### WHAT TO DO
Filter the entries that follow, copying every line in which the word "والتنمية" appears.

### DATASET ENTRIES

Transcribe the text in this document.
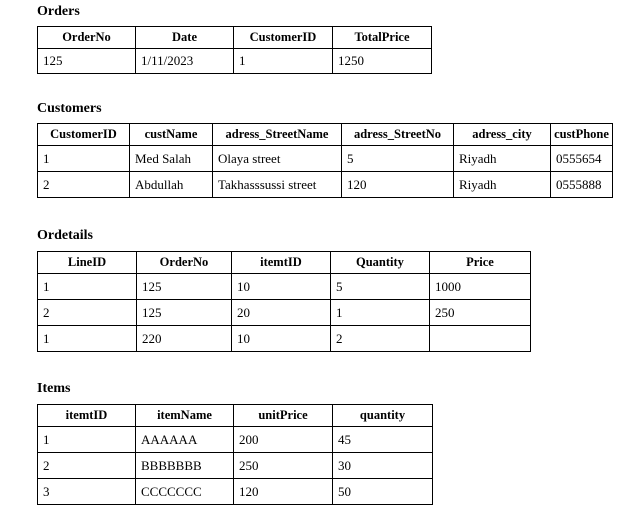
Orders

OrderNo	Date	CustomerID	TotalPrice
125	1/11/2023	1	1250

Customers

CustomerID	custName	adress_StreetName	adress_StreetNo	adress_city	custPhone
1	Med Salah	Olaya street	5	Riyadh	0555654
2	Abdullah	Takhasssussi street	120	Riyadh	0555888

Ordetails

LineID	OrderNo	itemtID	Quantity	Price
1	125	10	5	1000
2	125	20	1	250
1	220	10	2	

Items

itemtID	itemName	unitPrice	quantity
1	AAAAAA	200	45
2	BBBBBBB	250	30
3	CCCCCCC	120	50
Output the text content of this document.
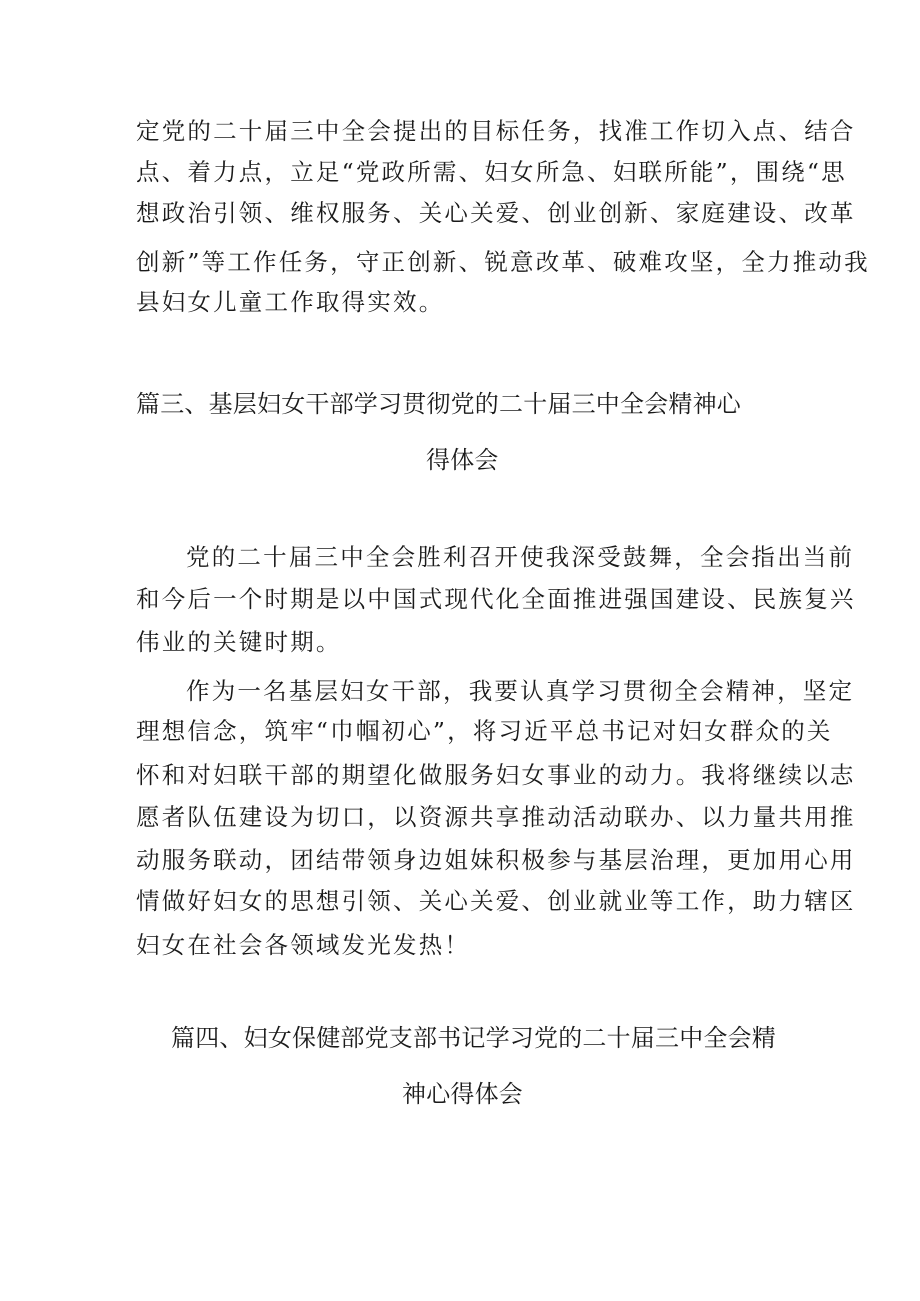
定党的二十届三中全会提出的目标任务，找准工作切入点、结合
点、着力点，立足“党政所需、妇女所急、妇联所能”，围绕“思
想政治引领、维权服务、关心关爱、创业创新、家庭建设、改革
创新”等工作任务，守正创新、锐意改革、破难攻坚，全力推动我
县妇女儿童工作取得实效。
篇三、基层妇女干部学习贯彻党的二十届三中全会精神心
得体会
党的二十届三中全会胜利召开使我深受鼓舞，全会指出当前
和今后一个时期是以中国式现代化全面推进强国建设、民族复兴
伟业的关键时期。
作为一名基层妇女干部，我要认真学习贯彻全会精神，坚定
理想信念，筑牢“巾帼初心”，将习近平总书记对妇女群众的关
怀和对妇联干部的期望化做服务妇女事业的动力。我将继续以志
愿者队伍建设为切口，以资源共享推动活动联办、以力量共用推
动服务联动，团结带领身边姐妹积极参与基层治理，更加用心用
情做好妇女的思想引领、关心关爱、创业就业等工作，助力辖区
妇女在社会各领域发光发热！
篇四、妇女保健部党支部书记学习党的二十届三中全会精
神心得体会
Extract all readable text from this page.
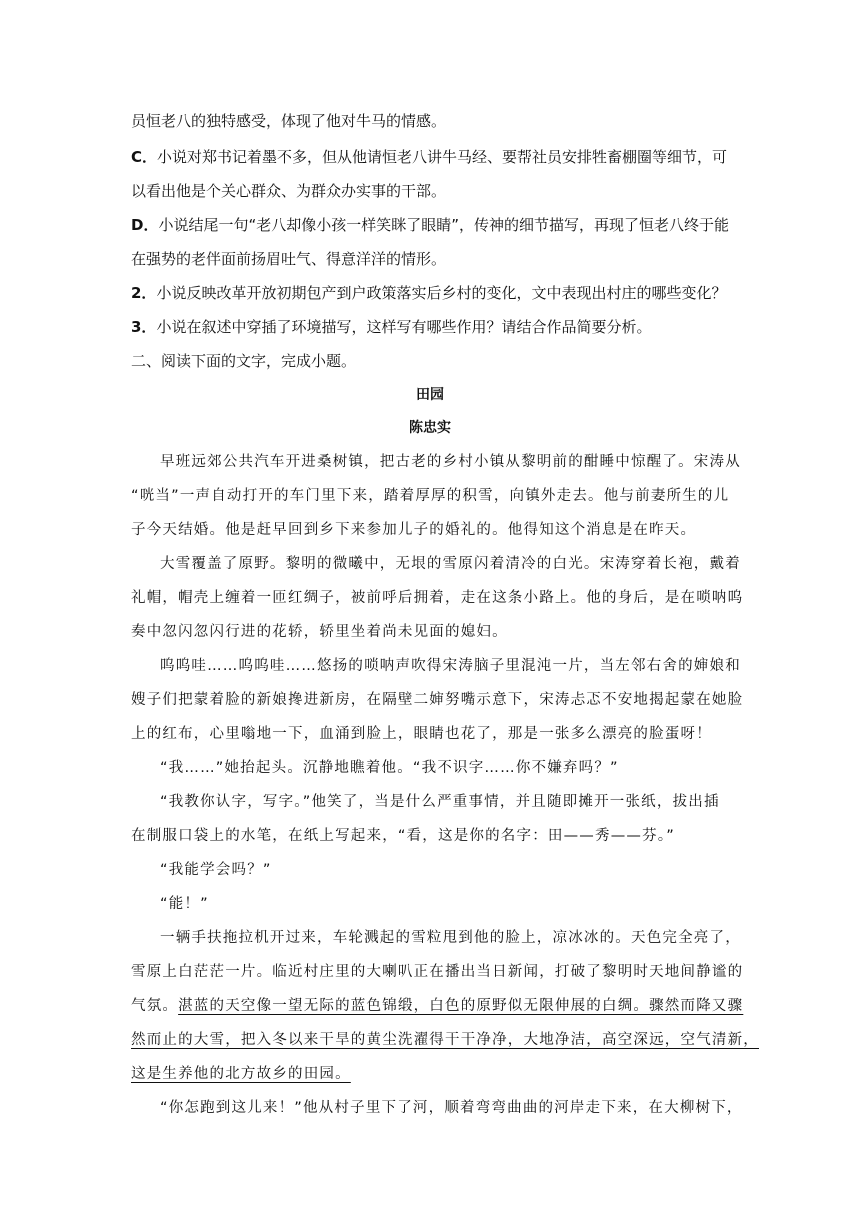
员恒老八的独特感受，体现了他对牛马的情感。
C．小说对郑书记着墨不多，但从他请恒老八讲牛马经、要帮社员安排牲畜棚圈等细节，可
以看出他是个关心群众、为群众办实事的干部。
D．小说结尾一句“老八却像小孩一样笑眯了眼睛”，传神的细节描写，再现了恒老八终于能
在强势的老伴面前扬眉吐气、得意洋洋的情形。
2．小说反映改革开放初期包产到户政策落实后乡村的变化，文中表现出村庄的哪些变化？
3．小说在叙述中穿插了环境描写，这样写有哪些作用？请结合作品简要分析。
二、阅读下面的文字，完成小题。
田园
陈忠实
早班远郊公共汽车开进桑树镇，把古老的乡村小镇从黎明前的酣睡中惊醒了。宋涛从
“咣当”一声自动打开的车门里下来，踏着厚厚的积雪，向镇外走去。他与前妻所生的儿
子今天结婚。他是赶早回到乡下来参加儿子的婚礼的。他得知这个消息是在昨天。
大雪覆盖了原野。黎明的微曦中，无垠的雪原闪着清冷的白光。宋涛穿着长袍，戴着
礼帽，帽壳上缠着一匝红绸子，被前呼后拥着，走在这条小路上。他的身后，是在唢呐呜
奏中忽闪忽闪行进的花轿，轿里坐着尚未见面的媳妇。
呜呜哇……呜呜哇……悠扬的唢呐声吹得宋涛脑子里混沌一片，当左邻右舍的婶娘和
嫂子们把蒙着脸的新娘搀进新房，在隔壁二婶努嘴示意下，宋涛忐忑不安地揭起蒙在她脸
上的红布，心里嗡地一下，血涌到脸上，眼睛也花了，那是一张多么漂亮的脸蛋呀！
“我……”她抬起头。沉静地瞧着他。“我不识字……你不嫌弃吗？”
“我教你认字，写字。”他笑了，当是什么严重事情，并且随即摊开一张纸，拔出插
在制服口袋上的水笔，在纸上写起来，“看，这是你的名字：田——秀——芬。”
“我能学会吗？”
“能！”
一辆手扶拖拉机开过来，车轮溅起的雪粒甩到他的脸上，凉冰冰的。天色完全亮了，
雪原上白茫茫一片。临近村庄里的大喇叭正在播出当日新闻，打破了黎明时天地间静谧的
气氛。湛蓝的天空像一望无际的蓝色锦缎，白色的原野似无限伸展的白绸。骤然而降又骤
然而止的大雪，把入冬以来干旱的黄尘洗濯得干干净净，大地净洁，高空深远，空气清新，
这是生养他的北方故乡的田园。
“你怎跑到这儿来！”他从村子里下了河，顺着弯弯曲曲的河岸走下来，在大柳树下，
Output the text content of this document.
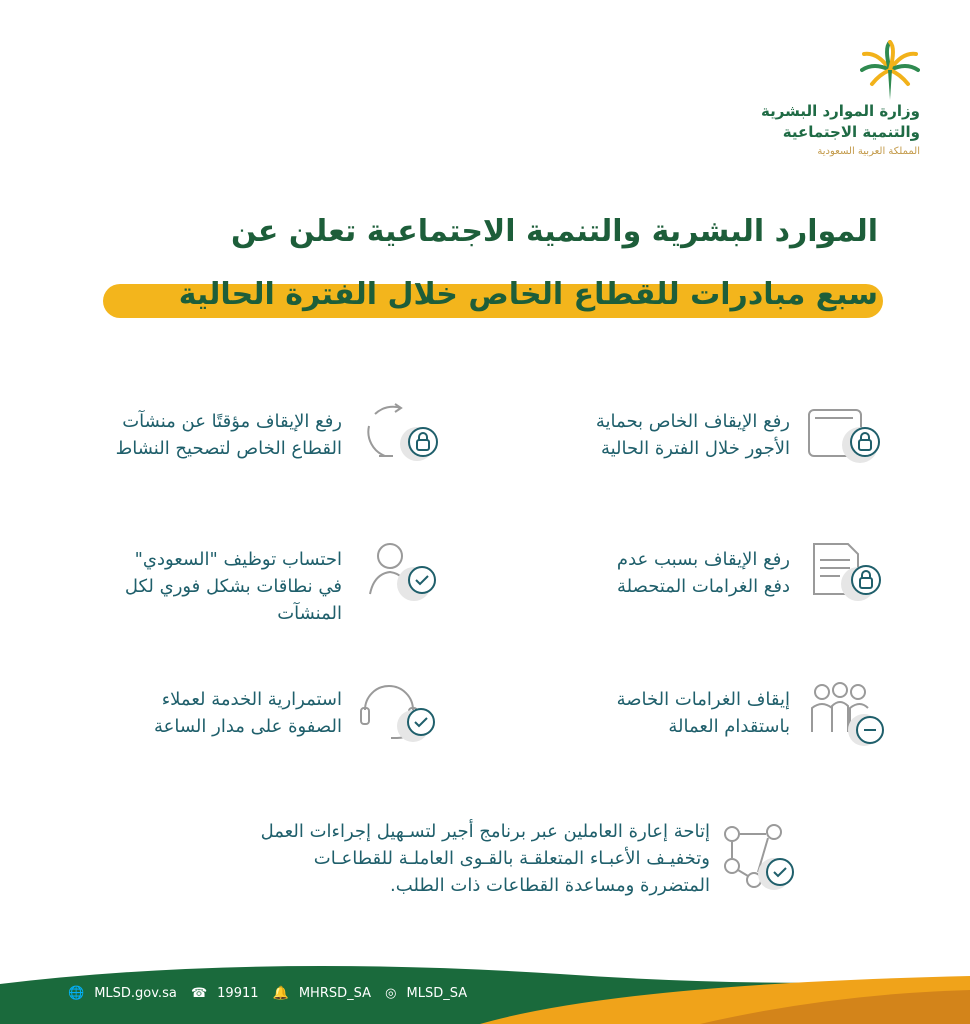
وزارة الموارد البشرية
والتنمية الاجتماعية
المملكة العربية السعودية
الموارد البشرية والتنمية الاجتماعية تعلن عن
سبع مبادرات للقطاع الخاص خلال الفترة الحالية
رفع الإيقاف الخاص بحماية
الأجور خلال الفترة الحالية
رفع الإيقاف مؤقتًا عن منشآت
القطاع الخاص لتصحيح النشاط
رفع الإيقاف بسبب عدم
دفع الغرامات المتحصلة
احتساب توظيف "السعودي"
في نطاقات بشكل فوري لكل
المنشآت
إيقاف الغرامات الخاصة
باستقدام العمالة
استمرارية الخدمة لعملاء
الصفوة على مدار الساعة
إتاحة إعارة العاملين عبر برنامج أجير لتسـهيل إجراءات العمل
وتخفيـف الأعبـاء المتعلقـة بالقـوى العاملـة للقطاعـات
المتضررة ومساعدة القطاعات ذات الطلب.
🌐 MLSD.gov.sa ☎ 19911 🔔 MHRSD_SA ◎ MLSD_SA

### RESULT FOR THIS TASK
والتنمية الاجتماعية
الموارد البشرية والتنمية الاجتماعية تعلن عن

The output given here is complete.